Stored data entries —
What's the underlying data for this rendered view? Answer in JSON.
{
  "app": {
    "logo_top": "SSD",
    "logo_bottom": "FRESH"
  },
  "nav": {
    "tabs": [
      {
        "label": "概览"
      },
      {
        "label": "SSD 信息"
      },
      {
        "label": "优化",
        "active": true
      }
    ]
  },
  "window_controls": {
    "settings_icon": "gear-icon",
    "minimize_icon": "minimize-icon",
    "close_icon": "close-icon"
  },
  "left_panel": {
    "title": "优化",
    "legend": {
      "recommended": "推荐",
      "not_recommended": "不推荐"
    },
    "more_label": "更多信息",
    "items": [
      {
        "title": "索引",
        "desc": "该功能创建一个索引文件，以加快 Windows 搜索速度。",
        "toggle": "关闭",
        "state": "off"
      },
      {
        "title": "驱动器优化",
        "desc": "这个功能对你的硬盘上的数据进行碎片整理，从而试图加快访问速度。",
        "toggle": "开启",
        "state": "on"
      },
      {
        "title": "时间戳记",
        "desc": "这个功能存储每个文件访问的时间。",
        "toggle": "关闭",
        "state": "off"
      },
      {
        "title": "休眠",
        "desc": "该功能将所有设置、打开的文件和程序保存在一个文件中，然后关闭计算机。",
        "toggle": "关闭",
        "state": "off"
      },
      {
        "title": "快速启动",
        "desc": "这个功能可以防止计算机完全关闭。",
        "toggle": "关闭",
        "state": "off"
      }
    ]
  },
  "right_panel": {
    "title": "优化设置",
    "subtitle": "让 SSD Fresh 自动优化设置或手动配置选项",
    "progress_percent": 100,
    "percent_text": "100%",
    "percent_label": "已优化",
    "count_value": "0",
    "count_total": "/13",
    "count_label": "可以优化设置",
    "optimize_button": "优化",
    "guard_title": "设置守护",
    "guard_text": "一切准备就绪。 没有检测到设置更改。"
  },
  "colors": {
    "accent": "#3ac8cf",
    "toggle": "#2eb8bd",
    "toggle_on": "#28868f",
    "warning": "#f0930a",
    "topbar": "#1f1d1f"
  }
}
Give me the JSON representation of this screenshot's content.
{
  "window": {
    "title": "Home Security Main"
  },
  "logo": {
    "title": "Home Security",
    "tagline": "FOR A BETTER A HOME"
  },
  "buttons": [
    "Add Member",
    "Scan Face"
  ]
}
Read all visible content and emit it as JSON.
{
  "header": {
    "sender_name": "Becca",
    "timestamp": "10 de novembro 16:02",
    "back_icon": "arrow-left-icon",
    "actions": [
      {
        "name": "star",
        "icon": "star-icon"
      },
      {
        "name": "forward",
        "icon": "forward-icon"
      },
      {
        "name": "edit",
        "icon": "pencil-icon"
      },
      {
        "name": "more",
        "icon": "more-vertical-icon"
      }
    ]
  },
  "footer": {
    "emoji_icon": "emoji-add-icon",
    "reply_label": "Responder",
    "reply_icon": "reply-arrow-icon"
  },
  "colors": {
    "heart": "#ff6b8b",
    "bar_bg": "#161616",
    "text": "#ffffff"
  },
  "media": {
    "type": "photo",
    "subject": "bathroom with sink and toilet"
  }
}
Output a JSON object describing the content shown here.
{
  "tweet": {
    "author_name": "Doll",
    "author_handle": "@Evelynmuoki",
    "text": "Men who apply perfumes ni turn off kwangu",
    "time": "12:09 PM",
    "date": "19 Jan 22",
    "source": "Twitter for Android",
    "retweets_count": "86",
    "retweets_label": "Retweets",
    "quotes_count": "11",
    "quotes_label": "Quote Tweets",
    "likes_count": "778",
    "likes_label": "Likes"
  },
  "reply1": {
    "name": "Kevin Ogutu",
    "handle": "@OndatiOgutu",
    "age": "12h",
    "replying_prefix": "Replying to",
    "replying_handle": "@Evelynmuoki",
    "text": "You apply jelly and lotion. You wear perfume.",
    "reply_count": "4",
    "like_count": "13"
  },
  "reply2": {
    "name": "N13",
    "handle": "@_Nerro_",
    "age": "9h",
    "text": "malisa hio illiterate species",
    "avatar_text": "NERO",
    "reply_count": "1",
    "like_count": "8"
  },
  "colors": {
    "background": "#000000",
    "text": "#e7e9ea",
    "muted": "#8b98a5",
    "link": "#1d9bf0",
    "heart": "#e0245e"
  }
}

Stated goal — Count the lines that hold the string "apply" and state that number alone.

Reply — 2